• Exercise: Retype the records below exactly as they appear.

• Records for the exercise:
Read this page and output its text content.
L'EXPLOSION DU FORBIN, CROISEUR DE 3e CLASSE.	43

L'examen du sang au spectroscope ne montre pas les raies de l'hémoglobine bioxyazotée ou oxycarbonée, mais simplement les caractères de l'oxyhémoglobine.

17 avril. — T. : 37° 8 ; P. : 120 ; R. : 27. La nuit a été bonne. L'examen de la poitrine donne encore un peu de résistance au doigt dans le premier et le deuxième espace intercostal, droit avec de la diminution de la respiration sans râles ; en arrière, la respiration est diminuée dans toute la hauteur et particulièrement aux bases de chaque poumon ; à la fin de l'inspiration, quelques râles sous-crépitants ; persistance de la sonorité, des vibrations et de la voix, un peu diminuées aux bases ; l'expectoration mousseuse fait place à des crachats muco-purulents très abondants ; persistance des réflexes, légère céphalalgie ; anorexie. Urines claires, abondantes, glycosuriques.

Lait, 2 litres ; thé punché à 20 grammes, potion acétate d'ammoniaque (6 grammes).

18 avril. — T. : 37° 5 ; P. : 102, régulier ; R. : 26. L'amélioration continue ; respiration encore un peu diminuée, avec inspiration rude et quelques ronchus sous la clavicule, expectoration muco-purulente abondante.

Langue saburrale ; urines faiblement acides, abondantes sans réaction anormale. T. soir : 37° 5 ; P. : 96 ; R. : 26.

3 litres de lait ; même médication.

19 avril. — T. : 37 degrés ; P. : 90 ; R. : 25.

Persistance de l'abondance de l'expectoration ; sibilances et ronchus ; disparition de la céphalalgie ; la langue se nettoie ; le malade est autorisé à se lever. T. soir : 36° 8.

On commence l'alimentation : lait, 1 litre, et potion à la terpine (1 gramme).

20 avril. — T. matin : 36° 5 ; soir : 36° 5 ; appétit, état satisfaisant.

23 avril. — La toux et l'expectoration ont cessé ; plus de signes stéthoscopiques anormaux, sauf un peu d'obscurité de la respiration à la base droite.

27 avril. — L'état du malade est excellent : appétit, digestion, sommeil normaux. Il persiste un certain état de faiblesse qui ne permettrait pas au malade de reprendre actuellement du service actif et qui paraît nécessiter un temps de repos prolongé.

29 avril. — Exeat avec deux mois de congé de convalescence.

• Response to this task:
Read this page and output its text content.
L'EXPLOSION DU FORBIN, CROISEUR DE 3e CLASSE.	43

L'examen du sang au spectroscope ne montre pas les raies de l'hémoglobine bioxyazotée ou oxycarbonée, mais simplement les caractères de l'oxyhémoglobine.

17 avril. — T. : 37° 8 ; P. : 120 ; R. : 27. La nuit a été bonne. L'examen de la poitrine donne encore un peu de résistance au doigt dans le premier et le deuxième espace intercostal, droit avec de la diminution de la respiration sans râles ; en arrière, la respiration est diminuée dans toute la hauteur et particulièrement aux bases de chaque poumon ; à la fin de l'inspiration, quelques râles sous-crépitants ; persistance de la sonorité, des vibrations et de la voix, un peu diminuées aux bases ; l'expectoration mousseuse fait place à des crachats muco-purulents très abondants ; persistance des réflexes, légère céphalalgie ; anorexie. Urines claires, abondantes, glycosuriques.

Lait, 2 litres ; thé punché à 20 grammes, potion acétate d'ammoniaque (6 grammes).

18 avril. — T. : 37° 5 ; P. : 102, régulier ; R. : 26. L'amélioration continue ; respiration encore un peu diminuée, avec inspiration rude et quelques ronchus sous la clavicule, expectoration muco-purulente abondante.

Langue saburrale ; urines faiblement acides, abondantes sans réaction anormale. T. soir : 37° 5 ; P. : 96 ; R. : 26.

3 litres de lait ; même médication.

19 avril. — T. : 37 degrés ; P. : 90 ; R. : 25.

Persistance de l'abondance de l'expectoration ; sibilances et ronchus ; disparition de la céphalalgie ; la langue se nettoie ; le malade est autorisé à se lever. T. soir : 36° 8.

On commence l'alimentation : lait, 1 litre, et potion à la terpine (1 gramme).

20 avril. — T. matin : 36° 5 ; soir : 36° 5 ; appétit, état satisfaisant.

23 avril. — La toux et l'expectoration ont cessé ; plus de signes stéthoscopiques anormaux, sauf un peu d'obscurité de la respiration à la base droite.

27 avril. — L'état du malade est excellent : appétit, digestion, sommeil normaux. Il persiste un certain état de faiblesse qui ne permettrait pas au malade de reprendre actuellement du service actif et qui paraît nécessiter un temps de repos prolongé.

29 avril. — Exeat avec deux mois de congé de convalescence.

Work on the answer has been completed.